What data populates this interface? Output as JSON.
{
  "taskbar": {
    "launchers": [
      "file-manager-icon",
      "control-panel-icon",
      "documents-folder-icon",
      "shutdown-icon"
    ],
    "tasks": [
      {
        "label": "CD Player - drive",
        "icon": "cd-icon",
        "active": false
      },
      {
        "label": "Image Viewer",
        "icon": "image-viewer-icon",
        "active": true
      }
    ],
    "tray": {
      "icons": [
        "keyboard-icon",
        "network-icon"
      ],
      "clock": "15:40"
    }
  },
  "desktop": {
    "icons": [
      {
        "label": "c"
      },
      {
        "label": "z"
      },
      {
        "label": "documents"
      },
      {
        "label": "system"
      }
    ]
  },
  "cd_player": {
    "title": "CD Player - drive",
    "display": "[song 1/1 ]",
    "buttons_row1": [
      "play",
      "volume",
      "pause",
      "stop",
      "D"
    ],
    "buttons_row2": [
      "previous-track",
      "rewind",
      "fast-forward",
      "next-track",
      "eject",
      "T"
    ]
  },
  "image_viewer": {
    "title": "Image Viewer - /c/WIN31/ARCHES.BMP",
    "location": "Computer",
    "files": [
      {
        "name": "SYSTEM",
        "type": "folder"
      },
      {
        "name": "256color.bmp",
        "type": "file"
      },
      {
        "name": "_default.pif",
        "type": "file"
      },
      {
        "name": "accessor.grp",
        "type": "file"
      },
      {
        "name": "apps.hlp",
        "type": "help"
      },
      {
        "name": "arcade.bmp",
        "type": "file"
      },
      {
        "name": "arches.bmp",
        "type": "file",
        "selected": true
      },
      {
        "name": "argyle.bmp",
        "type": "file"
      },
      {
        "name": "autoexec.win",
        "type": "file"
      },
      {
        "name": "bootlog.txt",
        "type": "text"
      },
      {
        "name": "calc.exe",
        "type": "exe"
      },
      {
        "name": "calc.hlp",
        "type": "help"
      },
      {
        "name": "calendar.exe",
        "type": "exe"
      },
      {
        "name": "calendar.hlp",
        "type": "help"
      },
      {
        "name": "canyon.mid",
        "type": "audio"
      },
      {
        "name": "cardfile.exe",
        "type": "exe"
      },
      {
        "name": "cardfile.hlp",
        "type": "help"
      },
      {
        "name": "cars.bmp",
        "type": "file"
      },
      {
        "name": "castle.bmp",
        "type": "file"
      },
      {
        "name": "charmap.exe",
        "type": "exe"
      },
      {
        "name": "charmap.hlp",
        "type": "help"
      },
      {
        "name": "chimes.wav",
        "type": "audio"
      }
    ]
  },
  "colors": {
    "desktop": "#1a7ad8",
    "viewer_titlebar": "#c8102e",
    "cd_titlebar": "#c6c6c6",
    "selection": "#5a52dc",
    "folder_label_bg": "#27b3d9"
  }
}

################

> _Required work_
Retype the records above exactly.

> _Response below_
What data populates this interface? Output as JSON.
{
  "taskbar": {
    "launchers": [
      "file-manager-icon",
      "control-panel-icon",
      "documents-folder-icon",
      "shutdown-icon"
    ],
    "tasks": [
      {
        "label": "CD Player - drive",
        "icon": "cd-icon",
        "active": false
      },
      {
        "label": "Image Viewer",
        "icon": "image-viewer-icon",
        "active": true
      }
    ],
    "tray": {
      "icons": [
        "keyboard-icon",
        "network-icon"
      ],
      "clock": "15:40"
    }
  },
  "desktop": {
    "icons": [
      {
        "label": "c"
      },
      {
        "label": "z"
      },
      {
        "label": "documents"
      },
      {
        "label": "system"
      }
    ]
  },
  "cd_player": {
    "title": "CD Player - drive",
    "display": "[song 1/1 ]",
    "buttons_row1": [
      "play",
      "volume",
      "pause",
      "stop",
      "D"
    ],
    "buttons_row2": [
      "previous-track",
      "rewind",
      "fast-forward",
      "next-track",
      "eject",
      "T"
    ]
  },
  "image_viewer": {
    "title": "Image Viewer - /c/WIN31/ARCHES.BMP",
    "location": "Computer",
    "files": [
      {
        "name": "SYSTEM",
        "type": "folder"
      },
      {
        "name": "256color.bmp",
        "type": "file"
      },
      {
        "name": "_default.pif",
        "type": "file"
      },
      {
        "name": "accessor.grp",
        "type": "file"
      },
      {
        "name": "apps.hlp",
        "type": "help"
      },
      {
        "name": "arcade.bmp",
        "type": "file"
      },
      {
        "name": "arches.bmp",
        "type": "file",
        "selected": true
      },
      {
        "name": "argyle.bmp",
        "type": "file"
      },
      {
        "name": "autoexec.win",
        "type": "file"
      },
      {
        "name": "bootlog.txt",
        "type": "text"
      },
      {
        "name": "calc.exe",
        "type": "exe"
      },
      {
        "name": "calc.hlp",
        "type": "help"
      },
      {
        "name": "calendar.exe",
        "type": "exe"
      },
      {
        "name": "calendar.hlp",
        "type": "help"
      },
      {
        "name": "canyon.mid",
        "type": "audio"
      },
      {
        "name": "cardfile.exe",
        "type": "exe"
      },
      {
        "name": "cardfile.hlp",
        "type": "help"
      },
      {
        "name": "cars.bmp",
        "type": "file"
      },
      {
        "name": "castle.bmp",
        "type": "file"
      },
      {
        "name": "charmap.exe",
        "type": "exe"
      },
      {
        "name": "charmap.hlp",
        "type": "help"
      },
      {
        "name": "chimes.wav",
        "type": "audio"
      }
    ]
  },
  "colors": {
    "desktop": "#1a7ad8",
    "viewer_titlebar": "#c8102e",
    "cd_titlebar": "#c6c6c6",
    "selection": "#5a52dc",
    "folder_label_bg": "#27b3d9"
  }
}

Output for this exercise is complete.